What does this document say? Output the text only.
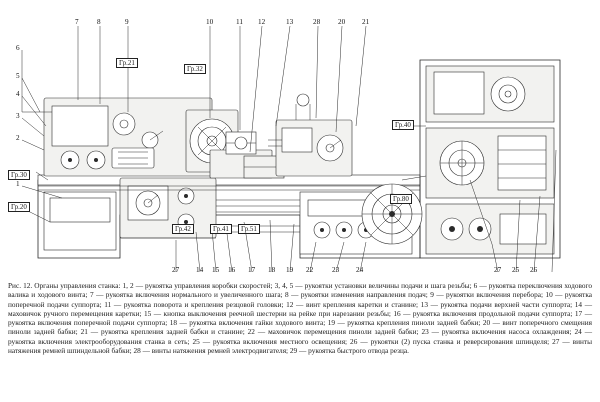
6
5
4
3
2
1
7	8	9	10	11 12	13	28 20 21
27 14 15 16 17 18 19 22	23 24	27 25 26
Гр.21
Гр.32
Гр.40
Гр.30
Гр.20
Гр.80
Гр.42	Гр.41	Гр.51
Рис. 12. Органы управления станка: 1, 2 — рукоятка управления коробки скоростей; 3, 4, 5 — рукоятки установки величины подачи и шага резьбы; 6 — рукоятка переключения ходового валика и ходового винта; 7 — рукоятка включения нормального и увеличенного шага; 8 — рукоятки изменения направления подач; 9 — рукоятки включения перебора; 10 — рукоятка поперечной подачи суппорта; 11 — рукоятка поворота и крепления резцовой головки; 12 — винт крепления каретки и станине; 13 — рукоятка подачи верхней части суппорта; 14 — маховичок ручного перемещения каретки; 15 — кнопка выключения реечной шестерни на рейке при нарезании резьбы; 16 — рукоятка включения продольной подачи суппорта; 17 — рукоятка включения поперечной подачи суппорта; 18 — рукоятка включения гайки ходового винта; 19 — рукоятка крепления пиноли задней бабки; 20 — винт поперечного смещения пиноли задней бабки; 21 — рукоятка крепления задней бабки и станине; 22 — маховичок перемещения пиноли задней бабки; 23 — рукоятка включения насоса охлаждения; 24 — рукоятка включения электрооборудования станка в сеть; 25 — рукоятка включения местного освещения; 26 — рукоятки (2) пуска станка и реверсирования шпинделя; 27 — винты натяжения ремней шпиндельной бабки; 28 — винты натяжения ремней электродвигателя; 29 — рукоятка быстрого отвода резца.
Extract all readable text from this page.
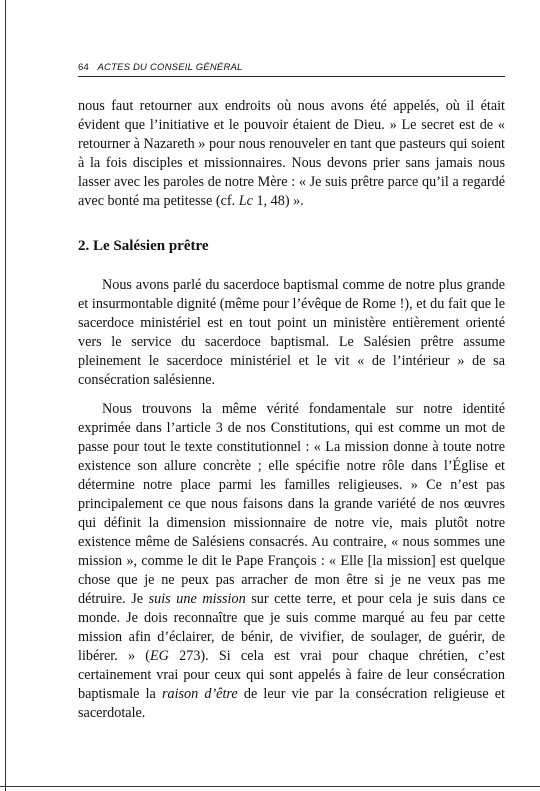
64 ACTES DU CONSEIL GÉNÉRAL

nous faut retourner aux endroits où nous avons été appelés, où il était évident que l’initiative et le pouvoir étaient de Dieu. » Le secret est de « retourner à Nazareth » pour nous renouveler en tant que pasteurs qui soient à la fois disciples et missionnaires. Nous devons prier sans jamais nous lasser avec les paroles de notre Mère : « Je suis prêtre parce qu’il a regardé avec bonté ma petitesse (cf. Lc 1, 48) ».

2. Le Salésien prêtre

Nous avons parlé du sacerdoce baptismal comme de notre plus grande et insurmontable dignité (même pour l’évêque de Rome !), et du fait que le sacerdoce ministériel est en tout point un ministère entièrement orienté vers le service du sacerdoce baptismal. Le Salésien prêtre assume pleinement le sacerdoce ministériel et le vit « de l’intérieur » de sa consécration salésienne.

Nous trouvons la même vérité fondamentale sur notre identité exprimée dans l’article 3 de nos Constitutions, qui est comme un mot de passe pour tout le texte constitutionnel : « La mission donne à toute notre existence son allure concrète ; elle spécifie notre rôle dans l’Église et détermine notre place parmi les familles religieuses. » Ce n’est pas principalement ce que nous faisons dans la grande variété de nos œuvres qui définit la dimension missionnaire de notre vie, mais plutôt notre existence même de Salésiens consacrés. Au contraire, « nous sommes une mission », comme le dit le Pape François : « Elle [la mission] est quelque chose que je ne peux pas arracher de mon être si je ne veux pas me détruire. Je suis une mission sur cette terre, et pour cela je suis dans ce monde. Je dois reconnaître que je suis comme marqué au feu par cette mission afin d’éclairer, de bénir, de vivifier, de soulager, de guérir, de libérer. » (EG 273). Si cela est vrai pour chaque chrétien, c’est certainement vrai pour ceux qui sont appelés à faire de leur consécration baptismale la raison d’être de leur vie par la consécration religieuse et sacerdotale.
===============
Repeat everything in the records precisely. Images are excluded from the copy.

What does this document say? Output the text only.
6
5
4
3
2
1
7	8	9	10	11 12	13	28 20 21
27 14 15 16 17 18 19 22	23 24	27 25 26
Гр.21
Гр.32
Гр.40
Гр.30
Гр.20
Гр.80
Гр.42	Гр.41	Гр.51
Рис. 12. Органы управления станка: 1, 2 — рукоятка управления коробки скоростей; 3, 4, 5 — рукоятки установки величины подачи и шага резьбы; 6 — рукоятка переключения ходового валика и ходового винта; 7 — рукоятка включения нормального и увеличенного шага; 8 — рукоятки изменения направления подач; 9 — рукоятки включения перебора; 10 — рукоятка поперечной подачи суппорта; 11 — рукоятка поворота и крепления резцовой головки; 12 — винт крепления каретки и станине; 13 — рукоятка подачи верхней части суппорта; 14 — маховичок ручного перемещения каретки; 15 — кнопка выключения реечной шестерни на рейке при нарезании резьбы; 16 — рукоятка включения продольной подачи суппорта; 17 — рукоятка включения поперечной подачи суппорта; 18 — рукоятка включения гайки ходового винта; 19 — рукоятка крепления пиноли задней бабки; 20 — винт поперечного смещения пиноли задней бабки; 21 — рукоятка крепления задней бабки и станине; 22 — маховичок перемещения пиноли задней бабки; 23 — рукоятка включения насоса охлаждения; 24 — рукоятка включения электрооборудования станка в сеть; 25 — рукоятка включения местного освещения; 26 — рукоятки (2) пуска станка и реверсирования шпинделя; 27 — винты натяжения ремней шпиндельной бабки; 28 — винты натяжения ремней электродвигателя; 29 — рукоятка быстрого отвода резца.
Extract all readable text from this page.
64 ACTES DU CONSEIL GÉNÉRAL

nous faut retourner aux endroits où nous avons été appelés, où il était évident que l’initiative et le pouvoir étaient de Dieu. » Le secret est de « retourner à Nazareth » pour nous renouveler en tant que pasteurs qui soient à la fois disciples et missionnaires. Nous devons prier sans jamais nous lasser avec les paroles de notre Mère : « Je suis prêtre parce qu’il a regardé avec bonté ma petitesse (cf. Lc 1, 48) ».

2. Le Salésien prêtre

Nous avons parlé du sacerdoce baptismal comme de notre plus grande et insurmontable dignité (même pour l’évêque de Rome !), et du fait que le sacerdoce ministériel est en tout point un ministère entièrement orienté vers le service du sacerdoce baptismal. Le Salésien prêtre assume pleinement le sacerdoce ministériel et le vit « de l’intérieur » de sa consécration salésienne.

Nous trouvons la même vérité fondamentale sur notre identité exprimée dans l’article 3 de nos Constitutions, qui est comme un mot de passe pour tout le texte constitutionnel : « La mission donne à toute notre existence son allure concrète ; elle spécifie notre rôle dans l’Église et détermine notre place parmi les familles religieuses. » Ce n’est pas principalement ce que nous faisons dans la grande variété de nos œuvres qui définit la dimension missionnaire de notre vie, mais plutôt notre existence même de Salésiens consacrés. Au contraire, « nous sommes une mission », comme le dit le Pape François : « Elle [la mission] est quelque chose que je ne peux pas arracher de mon être si je ne veux pas me détruire. Je suis une mission sur cette terre, et pour cela je suis dans ce monde. Je dois reconnaître que je suis comme marqué au feu par cette mission afin d’éclairer, de bénir, de vivifier, de soulager, de guérir, de libérer. » (EG 273). Si cela est vrai pour chaque chrétien, c’est certainement vrai pour ceux qui sont appelés à faire de leur consécration baptismale la raison d’être de leur vie par la consécration religieuse et sacerdotale.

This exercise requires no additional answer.